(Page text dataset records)
------------
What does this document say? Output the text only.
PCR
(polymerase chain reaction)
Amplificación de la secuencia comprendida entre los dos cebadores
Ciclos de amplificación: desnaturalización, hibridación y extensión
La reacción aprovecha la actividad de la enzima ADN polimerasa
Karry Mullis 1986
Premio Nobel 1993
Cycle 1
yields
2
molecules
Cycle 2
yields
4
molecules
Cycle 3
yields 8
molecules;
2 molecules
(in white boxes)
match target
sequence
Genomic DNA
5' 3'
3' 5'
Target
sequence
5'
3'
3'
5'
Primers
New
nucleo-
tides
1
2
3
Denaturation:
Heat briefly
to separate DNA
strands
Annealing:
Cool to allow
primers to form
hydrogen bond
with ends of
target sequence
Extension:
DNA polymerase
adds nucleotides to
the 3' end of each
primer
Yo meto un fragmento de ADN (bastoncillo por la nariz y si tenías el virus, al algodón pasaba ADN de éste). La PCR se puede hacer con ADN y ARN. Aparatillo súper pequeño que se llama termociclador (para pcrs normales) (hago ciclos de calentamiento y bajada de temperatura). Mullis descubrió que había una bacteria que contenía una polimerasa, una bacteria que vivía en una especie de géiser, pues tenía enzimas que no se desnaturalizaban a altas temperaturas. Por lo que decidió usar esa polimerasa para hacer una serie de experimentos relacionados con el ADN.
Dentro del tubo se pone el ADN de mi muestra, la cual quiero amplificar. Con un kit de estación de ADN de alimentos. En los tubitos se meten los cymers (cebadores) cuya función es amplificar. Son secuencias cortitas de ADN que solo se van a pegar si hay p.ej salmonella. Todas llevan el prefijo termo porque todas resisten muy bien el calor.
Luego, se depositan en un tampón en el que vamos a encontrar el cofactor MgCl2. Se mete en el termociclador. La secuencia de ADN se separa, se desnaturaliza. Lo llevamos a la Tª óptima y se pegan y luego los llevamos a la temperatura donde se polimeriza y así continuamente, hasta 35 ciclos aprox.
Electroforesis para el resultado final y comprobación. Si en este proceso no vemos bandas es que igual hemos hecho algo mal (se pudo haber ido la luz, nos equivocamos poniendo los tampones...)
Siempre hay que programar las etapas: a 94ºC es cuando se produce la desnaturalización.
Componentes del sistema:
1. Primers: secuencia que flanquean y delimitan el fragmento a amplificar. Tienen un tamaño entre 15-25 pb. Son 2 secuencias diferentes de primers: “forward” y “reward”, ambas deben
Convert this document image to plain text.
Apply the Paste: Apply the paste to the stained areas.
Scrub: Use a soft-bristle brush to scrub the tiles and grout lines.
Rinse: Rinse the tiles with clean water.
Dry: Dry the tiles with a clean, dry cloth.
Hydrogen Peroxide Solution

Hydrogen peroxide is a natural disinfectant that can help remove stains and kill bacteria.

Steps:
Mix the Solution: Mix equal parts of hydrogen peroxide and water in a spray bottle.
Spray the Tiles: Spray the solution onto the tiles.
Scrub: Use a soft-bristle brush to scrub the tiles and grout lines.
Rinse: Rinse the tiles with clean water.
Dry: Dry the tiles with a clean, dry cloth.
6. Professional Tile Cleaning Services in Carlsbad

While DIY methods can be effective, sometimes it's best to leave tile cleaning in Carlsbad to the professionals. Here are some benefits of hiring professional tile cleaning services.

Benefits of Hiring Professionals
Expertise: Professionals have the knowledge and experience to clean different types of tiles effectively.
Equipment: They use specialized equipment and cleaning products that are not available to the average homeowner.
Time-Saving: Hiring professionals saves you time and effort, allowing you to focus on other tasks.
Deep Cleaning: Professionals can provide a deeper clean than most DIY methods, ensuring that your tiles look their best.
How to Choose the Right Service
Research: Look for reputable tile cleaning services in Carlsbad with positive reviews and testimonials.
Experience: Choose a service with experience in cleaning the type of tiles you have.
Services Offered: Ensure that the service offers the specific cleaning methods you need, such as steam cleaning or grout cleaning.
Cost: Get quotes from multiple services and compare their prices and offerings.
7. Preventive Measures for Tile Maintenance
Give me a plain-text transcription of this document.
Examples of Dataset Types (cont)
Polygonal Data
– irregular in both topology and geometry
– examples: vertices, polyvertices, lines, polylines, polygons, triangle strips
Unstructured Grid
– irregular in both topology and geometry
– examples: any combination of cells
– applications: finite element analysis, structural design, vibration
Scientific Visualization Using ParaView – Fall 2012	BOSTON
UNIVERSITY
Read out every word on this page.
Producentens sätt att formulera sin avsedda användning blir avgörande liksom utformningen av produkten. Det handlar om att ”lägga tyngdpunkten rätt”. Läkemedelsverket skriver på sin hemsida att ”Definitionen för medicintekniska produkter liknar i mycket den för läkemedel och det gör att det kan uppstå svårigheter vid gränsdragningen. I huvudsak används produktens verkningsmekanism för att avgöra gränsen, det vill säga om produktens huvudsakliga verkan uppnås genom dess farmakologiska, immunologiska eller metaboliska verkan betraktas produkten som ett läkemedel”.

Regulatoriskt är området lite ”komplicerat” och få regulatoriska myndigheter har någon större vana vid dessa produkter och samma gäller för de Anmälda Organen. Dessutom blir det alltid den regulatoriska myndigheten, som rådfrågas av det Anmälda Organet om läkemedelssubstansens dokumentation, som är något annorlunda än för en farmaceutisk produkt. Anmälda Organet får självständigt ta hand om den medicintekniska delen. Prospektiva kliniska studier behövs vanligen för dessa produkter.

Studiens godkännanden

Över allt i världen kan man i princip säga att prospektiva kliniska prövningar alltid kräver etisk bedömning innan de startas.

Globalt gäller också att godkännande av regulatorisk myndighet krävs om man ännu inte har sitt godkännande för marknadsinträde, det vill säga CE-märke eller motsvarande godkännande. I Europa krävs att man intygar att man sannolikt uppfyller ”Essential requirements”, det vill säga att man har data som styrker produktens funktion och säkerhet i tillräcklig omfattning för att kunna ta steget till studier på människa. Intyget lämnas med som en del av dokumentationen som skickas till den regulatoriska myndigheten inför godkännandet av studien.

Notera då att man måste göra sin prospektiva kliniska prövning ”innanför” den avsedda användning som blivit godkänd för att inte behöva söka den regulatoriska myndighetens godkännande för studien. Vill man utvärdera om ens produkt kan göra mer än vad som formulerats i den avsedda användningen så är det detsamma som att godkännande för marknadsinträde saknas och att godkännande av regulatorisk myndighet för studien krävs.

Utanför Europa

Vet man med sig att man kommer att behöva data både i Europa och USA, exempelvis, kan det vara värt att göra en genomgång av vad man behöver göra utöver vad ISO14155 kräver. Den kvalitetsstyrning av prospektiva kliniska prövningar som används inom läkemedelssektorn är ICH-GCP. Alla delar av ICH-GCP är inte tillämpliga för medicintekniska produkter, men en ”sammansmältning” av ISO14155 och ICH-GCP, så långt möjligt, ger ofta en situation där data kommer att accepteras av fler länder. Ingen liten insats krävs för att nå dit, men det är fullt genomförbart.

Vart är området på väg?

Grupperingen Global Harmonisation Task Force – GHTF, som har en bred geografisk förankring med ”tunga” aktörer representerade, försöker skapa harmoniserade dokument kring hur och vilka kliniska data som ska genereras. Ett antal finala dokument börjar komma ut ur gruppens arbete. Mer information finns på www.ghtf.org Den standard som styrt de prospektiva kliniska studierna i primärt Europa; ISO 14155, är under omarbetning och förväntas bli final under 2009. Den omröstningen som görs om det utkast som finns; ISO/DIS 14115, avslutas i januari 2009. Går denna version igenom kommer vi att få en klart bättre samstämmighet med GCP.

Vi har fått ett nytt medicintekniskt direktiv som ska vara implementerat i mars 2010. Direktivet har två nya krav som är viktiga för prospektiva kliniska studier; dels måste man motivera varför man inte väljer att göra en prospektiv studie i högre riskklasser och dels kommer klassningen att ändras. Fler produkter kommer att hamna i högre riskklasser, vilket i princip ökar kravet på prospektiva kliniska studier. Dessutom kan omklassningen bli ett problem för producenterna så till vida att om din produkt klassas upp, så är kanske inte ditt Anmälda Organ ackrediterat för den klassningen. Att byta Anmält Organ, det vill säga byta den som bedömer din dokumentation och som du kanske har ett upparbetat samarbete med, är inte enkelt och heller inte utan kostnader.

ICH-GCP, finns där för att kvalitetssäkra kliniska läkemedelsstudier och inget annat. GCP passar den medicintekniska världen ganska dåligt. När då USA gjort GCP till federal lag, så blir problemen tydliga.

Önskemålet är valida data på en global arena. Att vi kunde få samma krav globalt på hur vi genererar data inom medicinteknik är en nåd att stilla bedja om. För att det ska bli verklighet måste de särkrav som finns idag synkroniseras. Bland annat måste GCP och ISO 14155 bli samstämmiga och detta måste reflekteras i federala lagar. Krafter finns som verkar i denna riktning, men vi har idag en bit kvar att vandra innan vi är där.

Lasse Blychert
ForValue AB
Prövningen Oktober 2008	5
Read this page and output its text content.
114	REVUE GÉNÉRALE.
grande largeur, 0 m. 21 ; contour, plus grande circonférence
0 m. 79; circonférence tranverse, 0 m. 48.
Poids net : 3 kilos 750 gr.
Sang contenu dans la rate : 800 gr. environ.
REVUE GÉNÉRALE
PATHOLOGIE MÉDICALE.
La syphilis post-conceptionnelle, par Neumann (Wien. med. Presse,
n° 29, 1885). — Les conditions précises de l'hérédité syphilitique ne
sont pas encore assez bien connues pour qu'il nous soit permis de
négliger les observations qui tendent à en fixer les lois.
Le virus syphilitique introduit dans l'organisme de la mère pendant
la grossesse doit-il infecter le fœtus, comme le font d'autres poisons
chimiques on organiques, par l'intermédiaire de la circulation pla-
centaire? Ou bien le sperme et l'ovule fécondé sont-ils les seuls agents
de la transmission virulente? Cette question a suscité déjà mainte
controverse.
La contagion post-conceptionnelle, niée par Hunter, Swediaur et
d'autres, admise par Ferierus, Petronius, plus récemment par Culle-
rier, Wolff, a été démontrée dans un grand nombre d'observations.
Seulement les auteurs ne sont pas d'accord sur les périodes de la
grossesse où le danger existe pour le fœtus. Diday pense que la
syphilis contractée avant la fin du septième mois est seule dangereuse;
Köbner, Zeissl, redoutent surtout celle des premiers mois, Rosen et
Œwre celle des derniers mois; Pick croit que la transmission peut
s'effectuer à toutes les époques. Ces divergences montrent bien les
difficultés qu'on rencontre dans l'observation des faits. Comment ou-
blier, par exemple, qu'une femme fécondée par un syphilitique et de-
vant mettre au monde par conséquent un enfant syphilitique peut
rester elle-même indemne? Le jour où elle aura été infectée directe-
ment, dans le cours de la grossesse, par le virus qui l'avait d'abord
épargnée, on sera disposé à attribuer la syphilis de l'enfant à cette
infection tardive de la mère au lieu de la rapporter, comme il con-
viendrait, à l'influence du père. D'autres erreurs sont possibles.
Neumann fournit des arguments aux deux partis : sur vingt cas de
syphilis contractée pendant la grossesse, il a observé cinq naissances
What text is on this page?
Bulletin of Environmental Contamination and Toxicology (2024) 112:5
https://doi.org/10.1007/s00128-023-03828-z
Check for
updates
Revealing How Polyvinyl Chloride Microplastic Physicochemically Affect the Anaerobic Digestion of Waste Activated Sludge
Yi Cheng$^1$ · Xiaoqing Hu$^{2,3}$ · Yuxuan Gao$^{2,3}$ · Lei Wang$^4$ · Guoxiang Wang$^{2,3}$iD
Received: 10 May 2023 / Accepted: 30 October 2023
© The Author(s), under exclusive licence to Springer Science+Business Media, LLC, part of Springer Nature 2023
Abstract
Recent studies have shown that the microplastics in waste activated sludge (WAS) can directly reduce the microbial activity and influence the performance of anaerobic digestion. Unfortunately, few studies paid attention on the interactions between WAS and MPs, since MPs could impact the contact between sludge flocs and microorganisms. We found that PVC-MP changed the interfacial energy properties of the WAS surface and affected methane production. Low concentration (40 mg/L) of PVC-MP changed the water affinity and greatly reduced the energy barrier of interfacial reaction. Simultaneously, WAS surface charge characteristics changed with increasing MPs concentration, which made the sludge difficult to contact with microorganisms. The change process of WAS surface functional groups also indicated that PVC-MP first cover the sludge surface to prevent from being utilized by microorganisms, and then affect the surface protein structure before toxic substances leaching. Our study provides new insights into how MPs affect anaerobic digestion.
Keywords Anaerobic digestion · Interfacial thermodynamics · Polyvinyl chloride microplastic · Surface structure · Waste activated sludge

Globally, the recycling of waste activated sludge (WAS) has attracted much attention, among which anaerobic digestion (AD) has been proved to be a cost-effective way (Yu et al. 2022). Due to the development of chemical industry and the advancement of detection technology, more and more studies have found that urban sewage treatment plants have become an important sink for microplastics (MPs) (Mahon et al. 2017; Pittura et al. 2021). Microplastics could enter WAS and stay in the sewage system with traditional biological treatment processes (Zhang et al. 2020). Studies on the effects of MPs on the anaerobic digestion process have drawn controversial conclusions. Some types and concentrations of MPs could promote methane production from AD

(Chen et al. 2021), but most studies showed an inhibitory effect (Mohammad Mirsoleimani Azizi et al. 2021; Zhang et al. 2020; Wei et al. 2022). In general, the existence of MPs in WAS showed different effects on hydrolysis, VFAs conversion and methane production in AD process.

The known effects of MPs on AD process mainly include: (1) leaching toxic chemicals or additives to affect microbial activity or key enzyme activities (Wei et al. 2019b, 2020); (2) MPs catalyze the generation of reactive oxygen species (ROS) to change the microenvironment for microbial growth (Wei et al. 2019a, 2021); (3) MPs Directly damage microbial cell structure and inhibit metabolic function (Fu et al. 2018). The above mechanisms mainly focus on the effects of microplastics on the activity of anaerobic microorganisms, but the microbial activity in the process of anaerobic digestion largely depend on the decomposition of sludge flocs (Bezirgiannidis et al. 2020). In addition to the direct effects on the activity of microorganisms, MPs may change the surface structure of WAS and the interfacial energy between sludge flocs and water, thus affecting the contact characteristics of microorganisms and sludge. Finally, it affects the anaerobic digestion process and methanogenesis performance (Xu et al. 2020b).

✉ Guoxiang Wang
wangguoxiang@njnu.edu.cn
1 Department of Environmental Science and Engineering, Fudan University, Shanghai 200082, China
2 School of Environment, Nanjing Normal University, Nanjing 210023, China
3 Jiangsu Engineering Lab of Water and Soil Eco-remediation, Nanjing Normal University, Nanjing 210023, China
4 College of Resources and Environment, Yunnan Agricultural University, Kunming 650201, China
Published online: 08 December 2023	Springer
------------
Work item »
Take every line from the data that contains the word "experience".

Task response »
Expertise: Professionals have the knowledge and experience to clean different types of tiles effectively.
Experience: Choose a service with experience in cleaning the type of tiles you have.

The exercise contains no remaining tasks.